- _Page_:
**********
Sportsnet's coverage premiered on October 8, 2014, with an opening night doubleheader of Scotiabank Wednesday Night Hockey, featuring the Montreal Canadiens at the Toronto Maple Leafs, followed by the Calgary Flames and the Vancouver Canucks. The inaugural game was the most-watched program of the night in Canada, and the most-watched telecast in Sportsnet's history, with 2.01 million viewers (beating the previous record of 1.44 million set by the Toronto Blue Jays' home opener in 2013, but since surpassed by multiple games of the 2015 American League Division Series involving the Blue Jays, which topped out at 4.38 million viewers for game 4). However, viewership was down from 2013's opening night game, which was televised by CBC.

===2015===
In the lead-up to the 2014–15 season, Rogers began to promote its networks as the new home of the NHL through a multi-platform advertising campaign; the campaign featured advertising and cross-promotions across Rogers' properties, such as The Shopping Channel, which began to feature presentations of NHL merchandise, and its parenting magazine Today's Parent, which began to feature hockey-themed stories in its issues. On May 28, 2014, Rogers announced a six-year sponsorship deal with Scotiabank, which saw the bank become the title sponsor for Wednesday Night Hockey and Hockey Day in Canada, and become a sponsor for other segments and initiatives throughout Rogers' NHL coverage.

Beginning in the 2014–15 season, owing to Bell Canada's ownership stake in the Leafs' owner, Maple Leaf Sports & Entertainment and the loss of TSN's national cable rights, TSN began to air 26 regional games per season, split with Sportsnet Ontario, and aired by TSN4.

Also beginning in the 2014–15 season, TSN Hockey personalities Bob McKenzie, Darren Dreger and Chris Cuthbert joined the NHL on NBC team. This was the result of Rogers Media's – the owners of Sportsnet – exclusive 12-year deal with the NHL in Canada replacing both TSN and CBC Sports as the rightsholders to the NHL.
**********
- _Information provided_:
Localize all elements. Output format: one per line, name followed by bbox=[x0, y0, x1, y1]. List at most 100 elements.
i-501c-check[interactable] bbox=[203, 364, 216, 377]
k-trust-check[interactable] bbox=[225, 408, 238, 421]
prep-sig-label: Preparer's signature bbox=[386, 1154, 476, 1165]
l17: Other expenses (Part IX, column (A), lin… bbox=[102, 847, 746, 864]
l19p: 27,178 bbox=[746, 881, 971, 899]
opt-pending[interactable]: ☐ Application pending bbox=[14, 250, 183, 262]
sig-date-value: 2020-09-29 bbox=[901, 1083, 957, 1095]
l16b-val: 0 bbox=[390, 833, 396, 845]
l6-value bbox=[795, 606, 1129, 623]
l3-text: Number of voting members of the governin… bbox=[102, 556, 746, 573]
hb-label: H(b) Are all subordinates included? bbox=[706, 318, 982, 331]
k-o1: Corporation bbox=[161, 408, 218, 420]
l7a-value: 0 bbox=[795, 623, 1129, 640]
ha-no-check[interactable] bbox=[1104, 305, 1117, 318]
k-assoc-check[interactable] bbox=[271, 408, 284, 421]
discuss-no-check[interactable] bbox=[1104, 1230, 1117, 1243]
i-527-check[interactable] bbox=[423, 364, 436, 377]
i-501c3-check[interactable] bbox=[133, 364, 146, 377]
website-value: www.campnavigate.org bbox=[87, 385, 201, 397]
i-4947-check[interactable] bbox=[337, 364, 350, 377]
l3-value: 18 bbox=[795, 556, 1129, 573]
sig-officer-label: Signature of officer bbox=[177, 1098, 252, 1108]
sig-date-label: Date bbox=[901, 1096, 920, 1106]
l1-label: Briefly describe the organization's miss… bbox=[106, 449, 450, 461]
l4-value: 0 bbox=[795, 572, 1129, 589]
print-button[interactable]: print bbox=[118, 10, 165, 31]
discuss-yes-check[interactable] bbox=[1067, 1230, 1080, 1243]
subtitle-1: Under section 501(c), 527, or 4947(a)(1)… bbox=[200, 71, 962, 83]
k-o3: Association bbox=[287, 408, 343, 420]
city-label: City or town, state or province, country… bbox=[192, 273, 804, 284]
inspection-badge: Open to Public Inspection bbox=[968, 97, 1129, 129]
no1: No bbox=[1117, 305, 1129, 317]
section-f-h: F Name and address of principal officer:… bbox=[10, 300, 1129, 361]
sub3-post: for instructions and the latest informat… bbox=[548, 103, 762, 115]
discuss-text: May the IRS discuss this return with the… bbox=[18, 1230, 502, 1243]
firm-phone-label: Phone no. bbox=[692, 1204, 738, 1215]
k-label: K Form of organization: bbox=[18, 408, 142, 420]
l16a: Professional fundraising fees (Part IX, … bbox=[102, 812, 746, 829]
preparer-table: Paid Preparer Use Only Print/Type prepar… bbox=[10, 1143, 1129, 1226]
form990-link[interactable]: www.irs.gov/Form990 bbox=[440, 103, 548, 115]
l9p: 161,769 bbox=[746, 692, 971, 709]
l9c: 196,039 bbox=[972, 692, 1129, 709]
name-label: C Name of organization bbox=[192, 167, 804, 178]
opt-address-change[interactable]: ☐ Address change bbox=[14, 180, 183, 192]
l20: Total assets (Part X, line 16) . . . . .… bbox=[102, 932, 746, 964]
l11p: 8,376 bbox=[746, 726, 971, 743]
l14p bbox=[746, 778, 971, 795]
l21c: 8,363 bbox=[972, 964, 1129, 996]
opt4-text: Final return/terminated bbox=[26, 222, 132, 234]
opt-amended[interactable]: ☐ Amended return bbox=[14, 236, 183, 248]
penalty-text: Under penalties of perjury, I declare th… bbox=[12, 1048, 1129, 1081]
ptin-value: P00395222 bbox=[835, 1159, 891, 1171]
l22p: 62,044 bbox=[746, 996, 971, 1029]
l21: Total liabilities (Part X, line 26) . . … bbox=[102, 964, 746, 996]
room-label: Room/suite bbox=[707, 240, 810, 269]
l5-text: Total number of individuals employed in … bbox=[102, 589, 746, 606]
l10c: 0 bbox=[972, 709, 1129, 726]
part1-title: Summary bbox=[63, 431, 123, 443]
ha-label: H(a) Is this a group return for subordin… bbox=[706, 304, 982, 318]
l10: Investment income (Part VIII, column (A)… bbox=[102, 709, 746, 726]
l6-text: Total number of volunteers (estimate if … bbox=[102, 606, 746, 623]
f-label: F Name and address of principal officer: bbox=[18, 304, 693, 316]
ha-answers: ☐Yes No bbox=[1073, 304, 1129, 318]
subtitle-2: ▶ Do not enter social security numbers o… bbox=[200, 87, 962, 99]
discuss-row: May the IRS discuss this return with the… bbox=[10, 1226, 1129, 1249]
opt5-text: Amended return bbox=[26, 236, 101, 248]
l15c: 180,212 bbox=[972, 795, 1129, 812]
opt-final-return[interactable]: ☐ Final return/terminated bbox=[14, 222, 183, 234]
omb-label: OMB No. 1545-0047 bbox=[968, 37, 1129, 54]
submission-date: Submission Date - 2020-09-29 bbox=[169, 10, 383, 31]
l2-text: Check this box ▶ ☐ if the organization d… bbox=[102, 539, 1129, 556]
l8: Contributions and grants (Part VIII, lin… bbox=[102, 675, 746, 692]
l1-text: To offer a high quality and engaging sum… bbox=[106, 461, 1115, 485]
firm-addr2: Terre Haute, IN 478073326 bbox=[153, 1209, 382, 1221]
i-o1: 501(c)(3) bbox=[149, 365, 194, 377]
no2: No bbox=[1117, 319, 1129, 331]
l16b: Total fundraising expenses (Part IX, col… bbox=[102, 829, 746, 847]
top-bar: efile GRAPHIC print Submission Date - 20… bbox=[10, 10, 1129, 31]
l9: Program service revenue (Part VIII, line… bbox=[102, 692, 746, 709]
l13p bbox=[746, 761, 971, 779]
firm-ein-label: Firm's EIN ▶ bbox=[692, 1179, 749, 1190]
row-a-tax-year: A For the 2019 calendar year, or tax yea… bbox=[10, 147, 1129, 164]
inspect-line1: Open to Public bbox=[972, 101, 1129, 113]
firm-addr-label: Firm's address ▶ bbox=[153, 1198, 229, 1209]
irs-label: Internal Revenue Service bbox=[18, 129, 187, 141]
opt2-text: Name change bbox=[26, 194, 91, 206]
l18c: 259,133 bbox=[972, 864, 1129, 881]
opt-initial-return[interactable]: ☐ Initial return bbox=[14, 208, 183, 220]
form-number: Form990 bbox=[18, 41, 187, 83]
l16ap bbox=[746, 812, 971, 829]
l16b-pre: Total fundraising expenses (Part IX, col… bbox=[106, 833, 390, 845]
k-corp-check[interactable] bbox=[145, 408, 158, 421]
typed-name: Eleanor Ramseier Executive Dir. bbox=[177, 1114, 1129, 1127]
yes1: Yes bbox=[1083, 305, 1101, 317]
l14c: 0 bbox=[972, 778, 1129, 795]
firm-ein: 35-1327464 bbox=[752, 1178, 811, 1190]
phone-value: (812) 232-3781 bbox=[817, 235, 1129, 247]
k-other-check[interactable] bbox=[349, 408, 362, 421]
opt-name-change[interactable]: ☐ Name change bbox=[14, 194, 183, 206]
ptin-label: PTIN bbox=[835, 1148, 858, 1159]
**********
- _Tasks to complete_:
(a) According to the Sportsnet passage, how many viewers watched the inaugural game of the coverage?
(b) Name every team that played in the opening night doubleheader described in the Sportsnet passage.

- _Results for each task_:
(a) 2.01 million viewers

(b) Montreal Canadiens, Toronto Maple Leafs, Calgary Flames, Vancouver Canucks